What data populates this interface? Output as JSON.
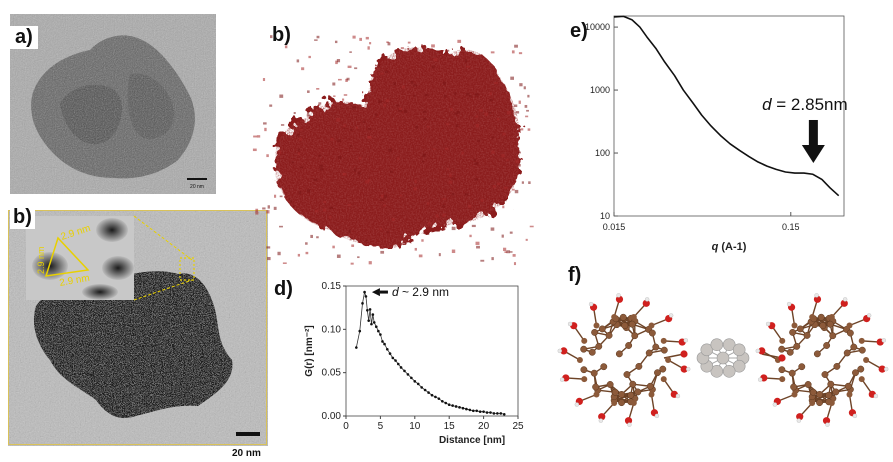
{
  "panels": {
    "a": {
      "label": "a)",
      "scale_bar": "20 nm"
    },
    "b_tomo": {
      "label": "b)",
      "scale_bar": "20 nm",
      "inset_annotations": [
        "2.9 nm",
        "2.9 nm",
        "2.9 nm"
      ]
    },
    "b_3d": {
      "label": "b)"
    },
    "d": {
      "label": "d)"
    },
    "e": {
      "label": "e)"
    },
    "f": {
      "label": "f)"
    }
  },
  "colors": {
    "tem_bg": "#a9a9a9",
    "particle_red": "#8b1a1a",
    "carbon_brown": "#8c5a3a",
    "oxygen_red": "#d0201e",
    "silver_gray": "#c8c4c0",
    "annotation_yellow": "#e8d000"
  },
  "chart_data": [
    {
      "id": "d",
      "type": "scatter",
      "xlabel": "Distance [nm]",
      "ylabel": "G(r) [nm⁻²]",
      "xlim": [
        0,
        25
      ],
      "ylim": [
        0,
        0.15
      ],
      "xticks": [
        0,
        5,
        10,
        15,
        20,
        25
      ],
      "yticks": [
        "0.00",
        "0.05",
        "0.10",
        "0.15"
      ],
      "annotation": {
        "prefix": "d",
        "text": " ~ 2.9 nm",
        "x": 2.9,
        "y": 0.143
      },
      "x": [
        1.5,
        2.0,
        2.4,
        2.7,
        2.9,
        3.1,
        3.3,
        3.5,
        3.7,
        3.9,
        4.1,
        4.4,
        4.7,
        5.0,
        5.3,
        5.6,
        6.0,
        6.4,
        6.8,
        7.2,
        7.6,
        8.0,
        8.5,
        9.0,
        9.5,
        10.0,
        10.5,
        11.0,
        11.5,
        12.0,
        12.5,
        13.0,
        13.5,
        14.0,
        14.5,
        15.0,
        15.5,
        16.0,
        16.5,
        17.0,
        17.5,
        18.0,
        18.5,
        19.0,
        19.5,
        20.0,
        20.5,
        21.0,
        21.5,
        22.0,
        22.5,
        23.0
      ],
      "y": [
        0.079,
        0.098,
        0.13,
        0.143,
        0.138,
        0.122,
        0.11,
        0.123,
        0.106,
        0.117,
        0.108,
        0.103,
        0.098,
        0.094,
        0.086,
        0.083,
        0.077,
        0.072,
        0.067,
        0.064,
        0.06,
        0.056,
        0.052,
        0.048,
        0.044,
        0.04,
        0.037,
        0.033,
        0.03,
        0.027,
        0.024,
        0.022,
        0.02,
        0.017,
        0.015,
        0.013,
        0.012,
        0.011,
        0.01,
        0.009,
        0.008,
        0.007,
        0.006,
        0.006,
        0.005,
        0.005,
        0.004,
        0.004,
        0.003,
        0.003,
        0.003,
        0.002
      ]
    },
    {
      "id": "e",
      "type": "line",
      "xlabel": "q (A-1)",
      "ylabel": "",
      "xscale": "log",
      "yscale": "log",
      "xlim": [
        0.015,
        0.3
      ],
      "ylim": [
        10,
        15000
      ],
      "xticks": [
        "0.015",
        "0.15"
      ],
      "yticks": [
        "10",
        "100",
        "1000",
        "10000"
      ],
      "annotation": {
        "prefix": "d",
        "text": " = 2.85nm",
        "x": 0.2,
        "y": 50
      },
      "x": [
        0.015,
        0.017,
        0.019,
        0.021,
        0.023,
        0.026,
        0.029,
        0.033,
        0.037,
        0.042,
        0.047,
        0.053,
        0.06,
        0.068,
        0.077,
        0.087,
        0.098,
        0.11,
        0.124,
        0.14,
        0.158,
        0.178,
        0.2,
        0.225,
        0.25,
        0.28
      ],
      "y": [
        14500,
        14800,
        13000,
        10000,
        7000,
        4500,
        2800,
        1700,
        1000,
        620,
        400,
        270,
        190,
        140,
        110,
        88,
        72,
        62,
        55,
        50,
        48,
        48,
        46,
        38,
        28,
        21
      ]
    }
  ]
}
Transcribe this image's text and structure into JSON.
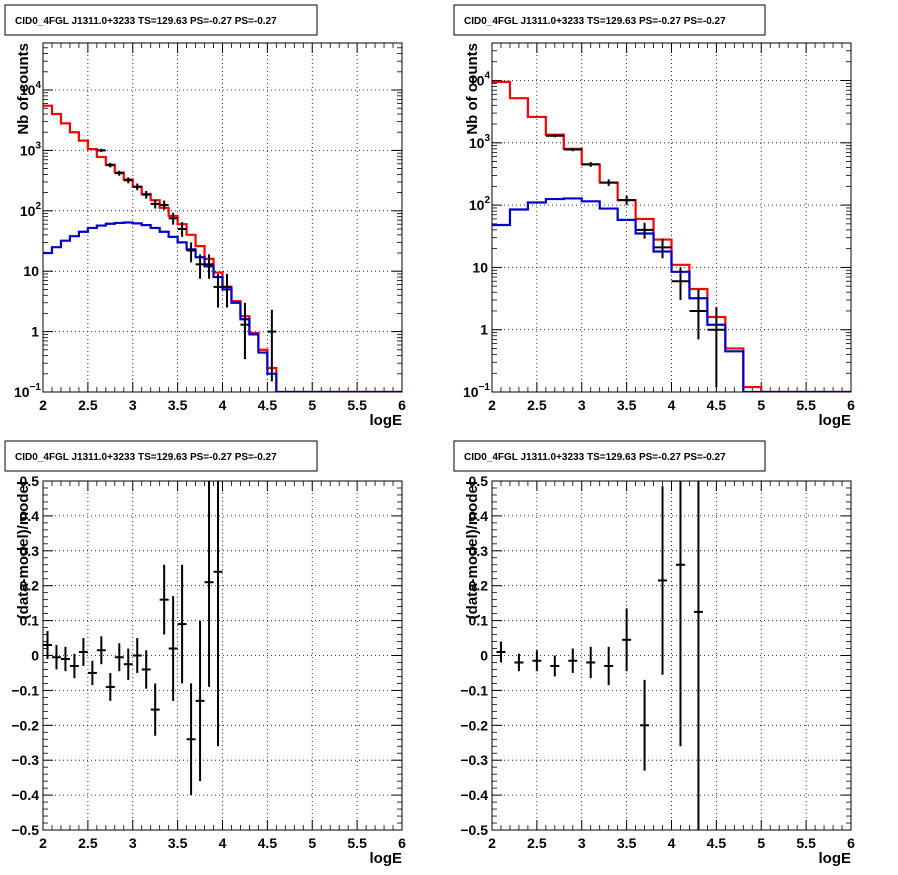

Required work
Repeat the listing in full and exactly. Leave any pictures out.

Finished exercise
What data populates this interface? Output as JSON.
{
  "panels": {
    "a": {
      "label": "a)",
      "scale_bar": "20 nm"
    },
    "b_tomo": {
      "label": "b)",
      "scale_bar": "20 nm",
      "inset_annotations": [
        "2.9 nm",
        "2.9 nm",
        "2.9 nm"
      ]
    },
    "b_3d": {
      "label": "b)"
    },
    "d": {
      "label": "d)"
    },
    "e": {
      "label": "e)"
    },
    "f": {
      "label": "f)"
    }
  },
  "colors": {
    "tem_bg": "#a9a9a9",
    "particle_red": "#8b1a1a",
    "carbon_brown": "#8c5a3a",
    "oxygen_red": "#d0201e",
    "silver_gray": "#c8c4c0",
    "annotation_yellow": "#e8d000"
  },
  "chart_data": [
    {
      "id": "d",
      "type": "scatter",
      "xlabel": "Distance [nm]",
      "ylabel": "G(r) [nm⁻²]",
      "xlim": [
        0,
        25
      ],
      "ylim": [
        0,
        0.15
      ],
      "xticks": [
        0,
        5,
        10,
        15,
        20,
        25
      ],
      "yticks": [
        "0.00",
        "0.05",
        "0.10",
        "0.15"
      ],
      "annotation": {
        "prefix": "d",
        "text": " ~ 2.9 nm",
        "x": 2.9,
        "y": 0.143
      },
      "x": [
        1.5,
        2.0,
        2.4,
        2.7,
        2.9,
        3.1,
        3.3,
        3.5,
        3.7,
        3.9,
        4.1,
        4.4,
        4.7,
        5.0,
        5.3,
        5.6,
        6.0,
        6.4,
        6.8,
        7.2,
        7.6,
        8.0,
        8.5,
        9.0,
        9.5,
        10.0,
        10.5,
        11.0,
        11.5,
        12.0,
        12.5,
        13.0,
        13.5,
        14.0,
        14.5,
        15.0,
        15.5,
        16.0,
        16.5,
        17.0,
        17.5,
        18.0,
        18.5,
        19.0,
        19.5,
        20.0,
        20.5,
        21.0,
        21.5,
        22.0,
        22.5,
        23.0
      ],
      "y": [
        0.079,
        0.098,
        0.13,
        0.143,
        0.138,
        0.122,
        0.11,
        0.123,
        0.106,
        0.117,
        0.108,
        0.103,
        0.098,
        0.094,
        0.086,
        0.083,
        0.077,
        0.072,
        0.067,
        0.064,
        0.06,
        0.056,
        0.052,
        0.048,
        0.044,
        0.04,
        0.037,
        0.033,
        0.03,
        0.027,
        0.024,
        0.022,
        0.02,
        0.017,
        0.015,
        0.013,
        0.012,
        0.011,
        0.01,
        0.009,
        0.008,
        0.007,
        0.006,
        0.006,
        0.005,
        0.005,
        0.004,
        0.004,
        0.003,
        0.003,
        0.003,
        0.002
      ]
    },
    {
      "id": "e",
      "type": "line",
      "xlabel": "q (A-1)",
      "ylabel": "",
      "xscale": "log",
      "yscale": "log",
      "xlim": [
        0.015,
        0.3
      ],
      "ylim": [
        10,
        15000
      ],
      "xticks": [
        "0.015",
        "0.15"
      ],
      "yticks": [
        "10",
        "100",
        "1000",
        "10000"
      ],
      "annotation": {
        "prefix": "d",
        "text": " = 2.85nm",
        "x": 0.2,
        "y": 50
      },
      "x": [
        0.015,
        0.017,
        0.019,
        0.021,
        0.023,
        0.026,
        0.029,
        0.033,
        0.037,
        0.042,
        0.047,
        0.053,
        0.06,
        0.068,
        0.077,
        0.087,
        0.098,
        0.11,
        0.124,
        0.14,
        0.158,
        0.178,
        0.2,
        0.225,
        0.25,
        0.28
      ],
      "y": [
        14500,
        14800,
        13000,
        10000,
        7000,
        4500,
        2800,
        1700,
        1000,
        620,
        400,
        270,
        190,
        140,
        110,
        88,
        72,
        62,
        55,
        50,
        48,
        48,
        46,
        38,
        28,
        21
      ]
    }
  ]
}
Transcribe this image's text and structure into JSON.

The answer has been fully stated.